** Start Material shown **
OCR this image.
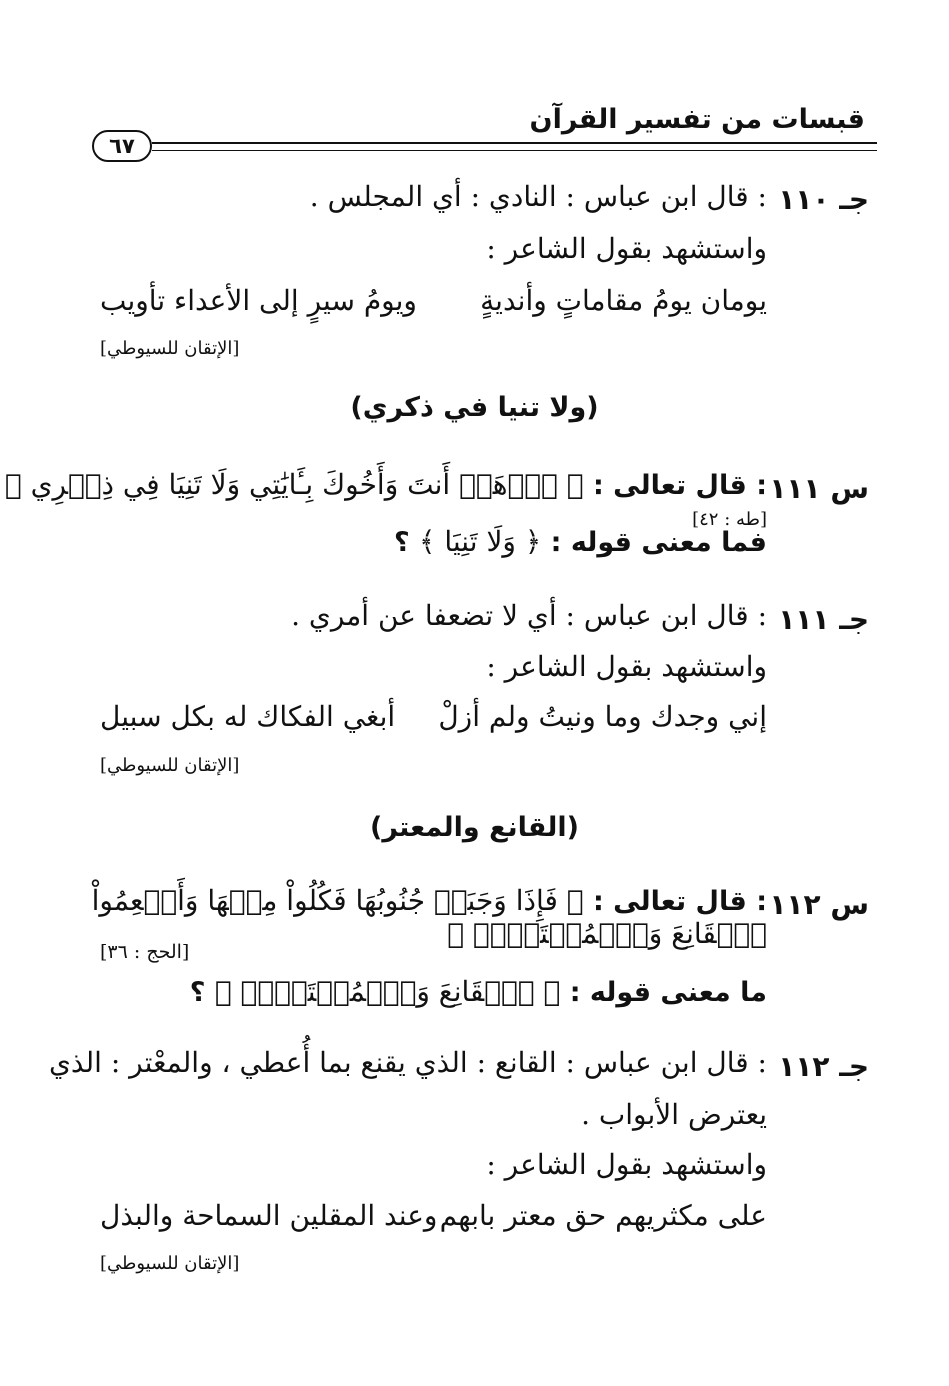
قبسات من تفسير القرآن
٦٧
جـ ١١٠
: قال ابن عباس : النادي : أي المجلس .
واستشهد بقول الشاعر :
يومان يومُ مقاماتٍ وأنديةٍ
ويومُ سيرٍ إلى الأعداء تأويب
[الإتقان للسيوطي]
(ولا تنيا في ذكري)
س ١١١
: قال تعالى : ﴿ ٱذۡهَبۡ أَنتَ وَأَخُوكَ بِـَٔايَٰتِي وَلَا تَنِيَا فِي ذِكۡرِي ﴾ [طه : ٤٢]
فما معنى قوله : ﴿ وَلَا تَنِيَا ﴾ ؟
جـ ١١١
: قال ابن عباس : أي لا تضعفا عن أمري .
واستشهد بقول الشاعر :
إني وجدك وما ونيتُ ولم أزلْ
أبغي الفكاك له بكل سبيل
[الإتقان للسيوطي]
(القانع والمعتر)
س ١١٢
: قال تعالى : ﴿ فَإِذَا وَجَبَتۡ جُنُوبُهَا فَكُلُواْ مِنۡهَا وَأَطۡعِمُواْ ٱلۡقَانِعَ وَٱلۡمُعۡتَرَّۚ ﴾
[الحج : ٣٦]
ما معنى قوله : ﴿ ٱلۡقَانِعَ وَٱلۡمُعۡتَرَّۚ ﴾ ؟
جـ ١١٢
: قال ابن عباس : القانع : الذي يقنع بما أُعطي ، والمعْتر : الذي
يعترض الأبواب .
واستشهد بقول الشاعر :
على مكثريهم حق معتر بابهم
وعند المقلين السماحة والبذل
[الإتقان للسيوطي]
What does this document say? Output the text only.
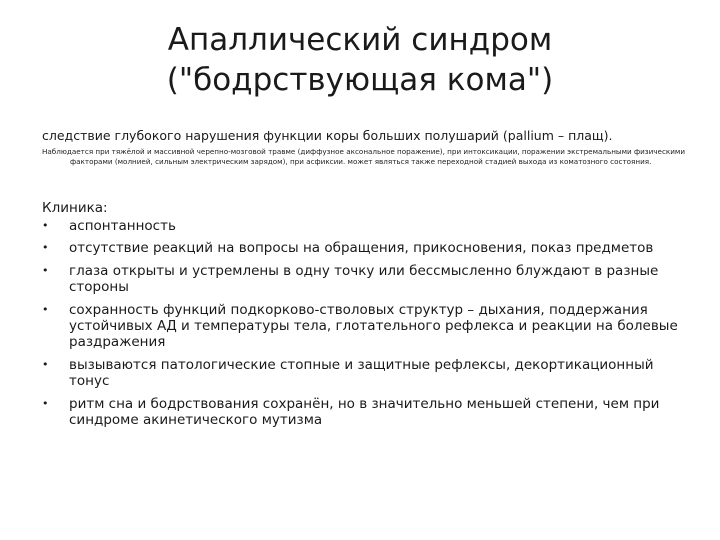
Апаллический синдром
("бодрствующая кома")

следствие глубокого нарушения функции коры больших полушарий (pallium – плащ).

Наблюдается при тяжёлой и массивной черепно-мозговой травме (диффузное аксональное поражение), при интоксикации, поражении экстремальными физическими факторами (молнией, сильным электрическим зарядом), при асфиксии. может являться также переходной стадией выхода из коматозного состояния.

Клиника:

• аспонтанность
• отсутствие реакций на вопросы на обращения, прикосновения, показ предметов
• глаза открыты и устремлены в одну точку или бессмысленно блуждают в разные стороны
• сохранность функций подкорково-стволовых структур – дыхания, поддержания устойчивых АД и температуры тела, глотательного рефлекса и реакции на болевые раздражения
• вызываются патологические стопные и защитные рефлексы, декортикационный тонус
• ритм сна и бодрствования сохранён, но в значительно меньшей степени, чем при синдроме акинетического мутизма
** End Material shown **
What the exercise asks | Restate the full listing verbatim and drop every picture.

Solution to the exercise |
OCR this image.
قبسات من تفسير القرآن
٦٧
جـ ١١٠
: قال ابن عباس : النادي : أي المجلس .
واستشهد بقول الشاعر :
يومان يومُ مقاماتٍ وأنديةٍ
ويومُ سيرٍ إلى الأعداء تأويب
[الإتقان للسيوطي]
(ولا تنيا في ذكري)
س ١١١
: قال تعالى : ﴿ ٱذۡهَبۡ أَنتَ وَأَخُوكَ بِـَٔايَٰتِي وَلَا تَنِيَا فِي ذِكۡرِي ﴾ [طه : ٤٢]
فما معنى قوله : ﴿ وَلَا تَنِيَا ﴾ ؟
جـ ١١١
: قال ابن عباس : أي لا تضعفا عن أمري .
واستشهد بقول الشاعر :
إني وجدك وما ونيتُ ولم أزلْ
أبغي الفكاك له بكل سبيل
[الإتقان للسيوطي]
(القانع والمعتر)
س ١١٢
: قال تعالى : ﴿ فَإِذَا وَجَبَتۡ جُنُوبُهَا فَكُلُواْ مِنۡهَا وَأَطۡعِمُواْ ٱلۡقَانِعَ وَٱلۡمُعۡتَرَّۚ ﴾
[الحج : ٣٦]
ما معنى قوله : ﴿ ٱلۡقَانِعَ وَٱلۡمُعۡتَرَّۚ ﴾ ؟
جـ ١١٢
: قال ابن عباس : القانع : الذي يقنع بما أُعطي ، والمعْتر : الذي
يعترض الأبواب .
واستشهد بقول الشاعر :
على مكثريهم حق معتر بابهم
وعند المقلين السماحة والبذل
[الإتقان للسيوطي]
What does this document say? Output the text only.
Апаллический синдром
("бодрствующая кома")

следствие глубокого нарушения функции коры больших полушарий (pallium – плащ).

Наблюдается при тяжёлой и массивной черепно-мозговой травме (диффузное аксональное поражение), при интоксикации, поражении экстремальными физическими факторами (молнией, сильным электрическим зарядом), при асфиксии. может являться также переходной стадией выхода из коматозного состояния.

Клиника:

• аспонтанность
• отсутствие реакций на вопросы на обращения, прикосновения, показ предметов
• глаза открыты и устремлены в одну точку или бессмысленно блуждают в разные стороны
• сохранность функций подкорково-стволовых структур – дыхания, поддержания устойчивых АД и температуры тела, глотательного рефлекса и реакции на болевые раздражения
• вызываются патологические стопные и защитные рефлексы, декортикационный тонус
• ритм сна и бодрствования сохранён, но в значительно меньшей степени, чем при синдроме акинетического мутизма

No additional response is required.